(Items from a data source)
╭──
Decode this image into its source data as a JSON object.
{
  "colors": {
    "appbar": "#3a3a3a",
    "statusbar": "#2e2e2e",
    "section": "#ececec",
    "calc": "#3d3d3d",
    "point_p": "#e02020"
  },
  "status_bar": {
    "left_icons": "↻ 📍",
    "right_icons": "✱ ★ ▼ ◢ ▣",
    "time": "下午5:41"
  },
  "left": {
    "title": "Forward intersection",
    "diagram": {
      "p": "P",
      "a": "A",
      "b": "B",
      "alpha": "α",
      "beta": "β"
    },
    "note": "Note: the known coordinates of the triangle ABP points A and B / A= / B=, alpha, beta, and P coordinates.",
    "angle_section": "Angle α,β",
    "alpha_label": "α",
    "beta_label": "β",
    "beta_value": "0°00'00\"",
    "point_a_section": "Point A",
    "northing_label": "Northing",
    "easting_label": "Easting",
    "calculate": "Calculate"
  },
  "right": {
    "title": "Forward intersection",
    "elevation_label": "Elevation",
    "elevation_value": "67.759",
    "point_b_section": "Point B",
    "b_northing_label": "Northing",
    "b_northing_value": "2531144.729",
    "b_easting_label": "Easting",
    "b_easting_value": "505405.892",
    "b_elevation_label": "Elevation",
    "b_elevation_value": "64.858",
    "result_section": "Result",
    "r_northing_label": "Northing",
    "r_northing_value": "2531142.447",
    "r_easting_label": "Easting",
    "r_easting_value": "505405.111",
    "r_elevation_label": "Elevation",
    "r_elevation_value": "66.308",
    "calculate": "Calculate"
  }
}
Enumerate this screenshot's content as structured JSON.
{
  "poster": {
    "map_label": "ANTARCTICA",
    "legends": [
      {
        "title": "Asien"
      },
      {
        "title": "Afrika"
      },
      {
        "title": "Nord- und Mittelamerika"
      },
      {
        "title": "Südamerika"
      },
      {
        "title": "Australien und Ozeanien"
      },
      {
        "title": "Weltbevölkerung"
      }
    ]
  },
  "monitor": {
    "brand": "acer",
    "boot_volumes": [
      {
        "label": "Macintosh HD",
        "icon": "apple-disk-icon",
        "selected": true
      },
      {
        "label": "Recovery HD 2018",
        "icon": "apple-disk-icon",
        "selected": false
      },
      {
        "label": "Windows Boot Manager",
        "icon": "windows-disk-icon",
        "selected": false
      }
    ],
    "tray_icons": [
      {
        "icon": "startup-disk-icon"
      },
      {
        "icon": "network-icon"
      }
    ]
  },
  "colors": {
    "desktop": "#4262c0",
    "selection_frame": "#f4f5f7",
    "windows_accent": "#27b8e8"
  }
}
╰──
• Problem requirements:
Give all the entries again exactly; leave none out.

• Response to the task:
Decode this image into its source data as a JSON object.
{
  "colors": {
    "appbar": "#3a3a3a",
    "statusbar": "#2e2e2e",
    "section": "#ececec",
    "calc": "#3d3d3d",
    "point_p": "#e02020"
  },
  "status_bar": {
    "left_icons": "↻ 📍",
    "right_icons": "✱ ★ ▼ ◢ ▣",
    "time": "下午5:41"
  },
  "left": {
    "title": "Forward intersection",
    "diagram": {
      "p": "P",
      "a": "A",
      "b": "B",
      "alpha": "α",
      "beta": "β"
    },
    "note": "Note: the known coordinates of the triangle ABP points A and B / A= / B=, alpha, beta, and P coordinates.",
    "angle_section": "Angle α,β",
    "alpha_label": "α",
    "beta_label": "β",
    "beta_value": "0°00'00\"",
    "point_a_section": "Point A",
    "northing_label": "Northing",
    "easting_label": "Easting",
    "calculate": "Calculate"
  },
  "right": {
    "title": "Forward intersection",
    "elevation_label": "Elevation",
    "elevation_value": "67.759",
    "point_b_section": "Point B",
    "b_northing_label": "Northing",
    "b_northing_value": "2531144.729",
    "b_easting_label": "Easting",
    "b_easting_value": "505405.892",
    "b_elevation_label": "Elevation",
    "b_elevation_value": "64.858",
    "result_section": "Result",
    "r_northing_label": "Northing",
    "r_northing_value": "2531142.447",
    "r_easting_label": "Easting",
    "r_easting_value": "505405.111",
    "r_elevation_label": "Elevation",
    "r_elevation_value": "66.308",
    "calculate": "Calculate"
  }
}
Enumerate this screenshot's content as structured JSON.
{
  "poster": {
    "map_label": "ANTARCTICA",
    "legends": [
      {
        "title": "Asien"
      },
      {
        "title": "Afrika"
      },
      {
        "title": "Nord- und Mittelamerika"
      },
      {
        "title": "Südamerika"
      },
      {
        "title": "Australien und Ozeanien"
      },
      {
        "title": "Weltbevölkerung"
      }
    ]
  },
  "monitor": {
    "brand": "acer",
    "boot_volumes": [
      {
        "label": "Macintosh HD",
        "icon": "apple-disk-icon",
        "selected": true
      },
      {
        "label": "Recovery HD 2018",
        "icon": "apple-disk-icon",
        "selected": false
      },
      {
        "label": "Windows Boot Manager",
        "icon": "windows-disk-icon",
        "selected": false
      }
    ],
    "tray_icons": [
      {
        "icon": "startup-disk-icon"
      },
      {
        "icon": "network-icon"
      }
    ]
  },
  "colors": {
    "desktop": "#4262c0",
    "selection_frame": "#f4f5f7",
    "windows_accent": "#27b8e8"
  }
}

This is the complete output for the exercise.